Data records
>> BEGIN

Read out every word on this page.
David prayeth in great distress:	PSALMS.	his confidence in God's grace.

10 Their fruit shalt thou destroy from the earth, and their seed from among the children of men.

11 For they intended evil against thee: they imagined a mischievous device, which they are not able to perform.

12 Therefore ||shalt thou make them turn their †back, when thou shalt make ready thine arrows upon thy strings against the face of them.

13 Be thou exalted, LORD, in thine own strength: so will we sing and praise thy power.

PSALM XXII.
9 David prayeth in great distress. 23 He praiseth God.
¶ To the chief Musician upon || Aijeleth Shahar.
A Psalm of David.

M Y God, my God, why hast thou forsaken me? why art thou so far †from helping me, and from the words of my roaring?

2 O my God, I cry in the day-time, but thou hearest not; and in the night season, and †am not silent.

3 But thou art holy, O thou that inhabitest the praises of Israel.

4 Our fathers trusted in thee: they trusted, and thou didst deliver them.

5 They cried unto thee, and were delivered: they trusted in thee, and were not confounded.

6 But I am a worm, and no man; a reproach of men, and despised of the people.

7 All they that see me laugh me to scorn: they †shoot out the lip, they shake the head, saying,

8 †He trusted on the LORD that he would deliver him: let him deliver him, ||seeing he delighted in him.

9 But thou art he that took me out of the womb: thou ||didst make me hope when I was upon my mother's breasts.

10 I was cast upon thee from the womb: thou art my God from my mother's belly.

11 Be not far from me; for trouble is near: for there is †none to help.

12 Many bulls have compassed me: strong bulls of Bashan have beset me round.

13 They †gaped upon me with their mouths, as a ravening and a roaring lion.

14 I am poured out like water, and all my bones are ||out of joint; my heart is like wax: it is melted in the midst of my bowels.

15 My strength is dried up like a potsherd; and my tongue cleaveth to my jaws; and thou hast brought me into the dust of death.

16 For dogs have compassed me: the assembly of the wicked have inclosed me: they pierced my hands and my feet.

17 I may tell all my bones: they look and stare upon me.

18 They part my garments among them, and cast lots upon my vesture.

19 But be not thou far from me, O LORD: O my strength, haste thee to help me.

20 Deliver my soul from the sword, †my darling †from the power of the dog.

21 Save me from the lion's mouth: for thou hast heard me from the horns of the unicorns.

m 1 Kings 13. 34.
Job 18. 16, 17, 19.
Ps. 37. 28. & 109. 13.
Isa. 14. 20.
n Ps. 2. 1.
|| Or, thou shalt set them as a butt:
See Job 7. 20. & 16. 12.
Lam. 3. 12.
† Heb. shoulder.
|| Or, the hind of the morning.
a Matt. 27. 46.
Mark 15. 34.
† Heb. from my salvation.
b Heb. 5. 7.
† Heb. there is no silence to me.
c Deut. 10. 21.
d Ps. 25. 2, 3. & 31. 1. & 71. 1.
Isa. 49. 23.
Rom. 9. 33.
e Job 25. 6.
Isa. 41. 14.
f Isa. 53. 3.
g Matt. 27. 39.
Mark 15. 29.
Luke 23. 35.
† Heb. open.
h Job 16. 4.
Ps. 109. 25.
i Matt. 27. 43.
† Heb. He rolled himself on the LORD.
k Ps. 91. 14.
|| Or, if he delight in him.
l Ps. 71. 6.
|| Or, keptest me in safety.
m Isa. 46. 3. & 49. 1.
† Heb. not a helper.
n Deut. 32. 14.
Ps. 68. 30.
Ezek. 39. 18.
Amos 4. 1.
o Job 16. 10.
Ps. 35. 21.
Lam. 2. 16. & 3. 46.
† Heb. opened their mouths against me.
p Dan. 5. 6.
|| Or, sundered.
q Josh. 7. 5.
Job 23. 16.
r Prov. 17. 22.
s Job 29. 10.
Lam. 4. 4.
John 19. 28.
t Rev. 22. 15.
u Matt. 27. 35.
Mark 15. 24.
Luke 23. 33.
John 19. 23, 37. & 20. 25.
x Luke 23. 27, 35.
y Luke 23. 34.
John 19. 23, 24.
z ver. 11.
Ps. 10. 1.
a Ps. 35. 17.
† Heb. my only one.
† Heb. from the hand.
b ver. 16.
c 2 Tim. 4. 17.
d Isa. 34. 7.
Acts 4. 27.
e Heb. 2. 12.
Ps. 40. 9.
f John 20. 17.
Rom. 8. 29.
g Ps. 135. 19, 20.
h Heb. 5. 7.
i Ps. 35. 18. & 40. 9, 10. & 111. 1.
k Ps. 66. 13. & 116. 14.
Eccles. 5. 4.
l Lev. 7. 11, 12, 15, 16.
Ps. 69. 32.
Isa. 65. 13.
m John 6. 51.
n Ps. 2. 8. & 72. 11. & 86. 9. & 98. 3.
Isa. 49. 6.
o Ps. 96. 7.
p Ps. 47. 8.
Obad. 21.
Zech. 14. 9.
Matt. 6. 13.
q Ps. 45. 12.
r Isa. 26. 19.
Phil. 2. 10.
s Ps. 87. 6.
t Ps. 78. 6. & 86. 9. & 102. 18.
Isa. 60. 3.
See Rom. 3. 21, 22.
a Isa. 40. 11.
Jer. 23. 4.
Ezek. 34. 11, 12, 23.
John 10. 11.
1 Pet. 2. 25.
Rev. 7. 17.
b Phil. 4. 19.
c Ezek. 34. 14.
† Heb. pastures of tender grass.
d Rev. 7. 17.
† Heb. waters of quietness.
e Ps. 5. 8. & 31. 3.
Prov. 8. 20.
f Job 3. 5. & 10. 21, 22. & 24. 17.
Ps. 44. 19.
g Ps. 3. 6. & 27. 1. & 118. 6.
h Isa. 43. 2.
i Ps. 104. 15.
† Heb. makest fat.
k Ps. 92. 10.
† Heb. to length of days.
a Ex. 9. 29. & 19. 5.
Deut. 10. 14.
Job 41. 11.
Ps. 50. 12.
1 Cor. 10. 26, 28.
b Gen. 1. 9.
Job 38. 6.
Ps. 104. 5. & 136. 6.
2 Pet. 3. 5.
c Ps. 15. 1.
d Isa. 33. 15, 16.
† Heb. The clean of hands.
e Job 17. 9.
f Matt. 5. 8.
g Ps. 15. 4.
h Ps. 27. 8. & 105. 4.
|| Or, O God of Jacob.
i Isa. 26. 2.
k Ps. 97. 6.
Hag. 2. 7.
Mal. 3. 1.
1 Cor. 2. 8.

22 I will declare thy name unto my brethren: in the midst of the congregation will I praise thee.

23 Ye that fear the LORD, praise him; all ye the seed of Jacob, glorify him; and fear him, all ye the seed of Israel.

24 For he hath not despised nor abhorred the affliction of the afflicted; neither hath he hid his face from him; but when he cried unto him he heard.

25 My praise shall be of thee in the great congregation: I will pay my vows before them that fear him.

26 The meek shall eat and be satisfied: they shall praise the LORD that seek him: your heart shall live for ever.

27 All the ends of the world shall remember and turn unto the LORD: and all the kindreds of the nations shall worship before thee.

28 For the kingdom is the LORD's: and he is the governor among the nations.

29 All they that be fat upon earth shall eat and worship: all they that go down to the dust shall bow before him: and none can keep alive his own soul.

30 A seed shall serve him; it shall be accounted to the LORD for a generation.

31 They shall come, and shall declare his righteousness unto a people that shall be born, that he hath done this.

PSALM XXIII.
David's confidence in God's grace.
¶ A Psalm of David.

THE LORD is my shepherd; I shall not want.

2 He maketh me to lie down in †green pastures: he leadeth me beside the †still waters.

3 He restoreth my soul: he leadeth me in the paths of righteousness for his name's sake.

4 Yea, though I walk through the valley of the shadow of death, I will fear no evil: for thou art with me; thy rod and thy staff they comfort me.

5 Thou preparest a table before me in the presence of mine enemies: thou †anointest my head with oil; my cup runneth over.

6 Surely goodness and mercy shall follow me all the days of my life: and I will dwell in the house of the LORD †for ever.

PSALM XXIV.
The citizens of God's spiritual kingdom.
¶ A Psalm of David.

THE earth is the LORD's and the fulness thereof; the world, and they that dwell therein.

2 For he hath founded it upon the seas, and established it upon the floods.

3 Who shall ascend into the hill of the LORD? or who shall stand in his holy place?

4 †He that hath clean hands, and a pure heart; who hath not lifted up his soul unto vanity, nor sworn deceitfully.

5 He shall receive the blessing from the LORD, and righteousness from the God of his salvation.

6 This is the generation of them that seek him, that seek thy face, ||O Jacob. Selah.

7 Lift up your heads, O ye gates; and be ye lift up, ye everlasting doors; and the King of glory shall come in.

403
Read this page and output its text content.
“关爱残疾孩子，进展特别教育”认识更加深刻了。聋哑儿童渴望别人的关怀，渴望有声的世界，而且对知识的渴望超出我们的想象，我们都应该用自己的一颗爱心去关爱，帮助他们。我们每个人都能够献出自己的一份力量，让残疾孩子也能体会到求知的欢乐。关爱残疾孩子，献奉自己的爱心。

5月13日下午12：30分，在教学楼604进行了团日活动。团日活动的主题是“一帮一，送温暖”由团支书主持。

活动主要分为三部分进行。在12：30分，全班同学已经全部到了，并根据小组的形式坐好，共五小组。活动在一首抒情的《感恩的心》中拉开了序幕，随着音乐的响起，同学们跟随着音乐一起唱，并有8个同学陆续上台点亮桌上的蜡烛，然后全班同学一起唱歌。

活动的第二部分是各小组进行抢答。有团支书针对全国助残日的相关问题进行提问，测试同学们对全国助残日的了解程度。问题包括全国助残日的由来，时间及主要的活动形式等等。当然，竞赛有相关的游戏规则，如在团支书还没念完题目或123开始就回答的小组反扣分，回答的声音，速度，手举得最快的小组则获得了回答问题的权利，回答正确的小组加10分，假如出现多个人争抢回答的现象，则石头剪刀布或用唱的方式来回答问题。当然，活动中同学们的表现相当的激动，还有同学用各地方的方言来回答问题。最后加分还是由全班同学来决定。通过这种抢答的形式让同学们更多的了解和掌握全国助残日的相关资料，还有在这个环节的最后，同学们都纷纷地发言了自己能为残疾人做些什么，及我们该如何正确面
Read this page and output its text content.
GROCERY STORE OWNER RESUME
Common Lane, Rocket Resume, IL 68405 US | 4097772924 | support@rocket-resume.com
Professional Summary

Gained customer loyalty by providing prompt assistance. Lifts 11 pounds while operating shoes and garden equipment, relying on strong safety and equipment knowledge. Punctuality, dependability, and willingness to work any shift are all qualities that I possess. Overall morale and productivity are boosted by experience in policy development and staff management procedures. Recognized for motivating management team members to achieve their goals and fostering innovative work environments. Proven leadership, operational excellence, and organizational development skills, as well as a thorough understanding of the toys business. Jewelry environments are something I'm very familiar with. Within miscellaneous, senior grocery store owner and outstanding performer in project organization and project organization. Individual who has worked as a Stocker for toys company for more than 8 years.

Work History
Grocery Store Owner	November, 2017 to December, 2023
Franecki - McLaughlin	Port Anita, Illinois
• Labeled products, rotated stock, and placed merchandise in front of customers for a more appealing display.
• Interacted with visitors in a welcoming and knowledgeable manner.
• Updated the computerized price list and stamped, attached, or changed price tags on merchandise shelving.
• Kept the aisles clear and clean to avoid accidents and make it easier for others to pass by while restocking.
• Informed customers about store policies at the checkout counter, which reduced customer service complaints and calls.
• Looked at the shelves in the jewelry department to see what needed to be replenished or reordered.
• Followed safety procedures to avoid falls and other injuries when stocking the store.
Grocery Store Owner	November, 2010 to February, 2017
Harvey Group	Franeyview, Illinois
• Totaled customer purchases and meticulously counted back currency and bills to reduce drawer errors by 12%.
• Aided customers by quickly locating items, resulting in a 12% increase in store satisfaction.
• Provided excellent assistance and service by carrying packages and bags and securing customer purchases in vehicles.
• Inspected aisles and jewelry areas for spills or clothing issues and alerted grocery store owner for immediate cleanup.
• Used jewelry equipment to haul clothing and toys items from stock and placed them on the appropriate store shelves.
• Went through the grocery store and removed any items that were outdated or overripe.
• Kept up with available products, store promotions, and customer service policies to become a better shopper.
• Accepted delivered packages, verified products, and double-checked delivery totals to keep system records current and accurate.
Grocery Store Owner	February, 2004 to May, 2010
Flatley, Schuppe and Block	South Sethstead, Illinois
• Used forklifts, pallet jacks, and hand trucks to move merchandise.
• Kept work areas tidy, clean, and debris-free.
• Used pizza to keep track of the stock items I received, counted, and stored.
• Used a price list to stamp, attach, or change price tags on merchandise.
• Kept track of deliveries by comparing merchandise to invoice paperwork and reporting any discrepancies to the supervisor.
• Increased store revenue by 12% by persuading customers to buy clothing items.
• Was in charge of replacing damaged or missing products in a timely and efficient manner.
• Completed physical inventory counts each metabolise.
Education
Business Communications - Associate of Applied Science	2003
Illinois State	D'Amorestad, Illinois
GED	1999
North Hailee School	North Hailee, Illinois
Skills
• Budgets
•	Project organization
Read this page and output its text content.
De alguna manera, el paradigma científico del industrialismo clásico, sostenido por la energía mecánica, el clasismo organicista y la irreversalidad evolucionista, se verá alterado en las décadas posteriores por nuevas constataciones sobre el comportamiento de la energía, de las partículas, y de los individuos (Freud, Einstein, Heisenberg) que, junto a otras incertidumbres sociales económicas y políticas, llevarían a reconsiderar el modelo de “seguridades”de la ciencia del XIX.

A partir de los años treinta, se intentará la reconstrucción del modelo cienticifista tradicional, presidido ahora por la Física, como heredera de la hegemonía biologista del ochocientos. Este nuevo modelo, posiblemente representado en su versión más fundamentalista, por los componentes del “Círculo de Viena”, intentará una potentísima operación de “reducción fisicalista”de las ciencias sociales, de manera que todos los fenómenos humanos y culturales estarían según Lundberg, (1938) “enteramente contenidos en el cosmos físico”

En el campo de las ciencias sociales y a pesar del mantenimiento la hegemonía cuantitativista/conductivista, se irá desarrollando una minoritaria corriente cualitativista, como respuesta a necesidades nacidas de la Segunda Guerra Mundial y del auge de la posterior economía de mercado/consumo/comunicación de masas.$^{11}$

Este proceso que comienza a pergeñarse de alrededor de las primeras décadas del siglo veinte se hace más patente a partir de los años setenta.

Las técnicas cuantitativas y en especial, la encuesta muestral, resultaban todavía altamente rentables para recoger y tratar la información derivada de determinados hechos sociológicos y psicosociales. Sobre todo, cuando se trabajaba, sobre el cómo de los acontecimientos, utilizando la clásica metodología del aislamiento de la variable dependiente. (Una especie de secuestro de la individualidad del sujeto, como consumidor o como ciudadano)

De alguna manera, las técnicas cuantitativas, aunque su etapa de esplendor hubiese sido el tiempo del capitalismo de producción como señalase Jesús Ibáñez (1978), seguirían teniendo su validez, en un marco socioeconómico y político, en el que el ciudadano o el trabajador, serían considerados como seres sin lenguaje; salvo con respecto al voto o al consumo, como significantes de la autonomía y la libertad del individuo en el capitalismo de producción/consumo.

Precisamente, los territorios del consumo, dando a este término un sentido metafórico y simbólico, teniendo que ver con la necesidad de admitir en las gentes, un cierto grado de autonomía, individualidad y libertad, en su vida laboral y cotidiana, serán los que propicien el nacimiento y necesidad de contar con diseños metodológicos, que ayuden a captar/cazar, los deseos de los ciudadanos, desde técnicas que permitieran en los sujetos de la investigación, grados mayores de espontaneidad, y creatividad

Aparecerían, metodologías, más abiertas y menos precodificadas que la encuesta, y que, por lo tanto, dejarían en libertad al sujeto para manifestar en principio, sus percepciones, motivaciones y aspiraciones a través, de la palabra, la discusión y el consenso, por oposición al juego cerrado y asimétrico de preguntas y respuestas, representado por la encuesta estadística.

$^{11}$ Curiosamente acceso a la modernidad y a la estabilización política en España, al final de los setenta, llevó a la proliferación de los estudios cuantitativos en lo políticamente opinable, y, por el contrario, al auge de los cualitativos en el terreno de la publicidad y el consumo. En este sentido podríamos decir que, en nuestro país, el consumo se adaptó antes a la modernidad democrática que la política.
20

>> END

◆ **WHAT IS BEING ASKED**:
Looking at the entries above, how many lines contain the word "bones"? Answer with the number alone.

◆ **RESPONSE FOR THIS EXERCISE**:
2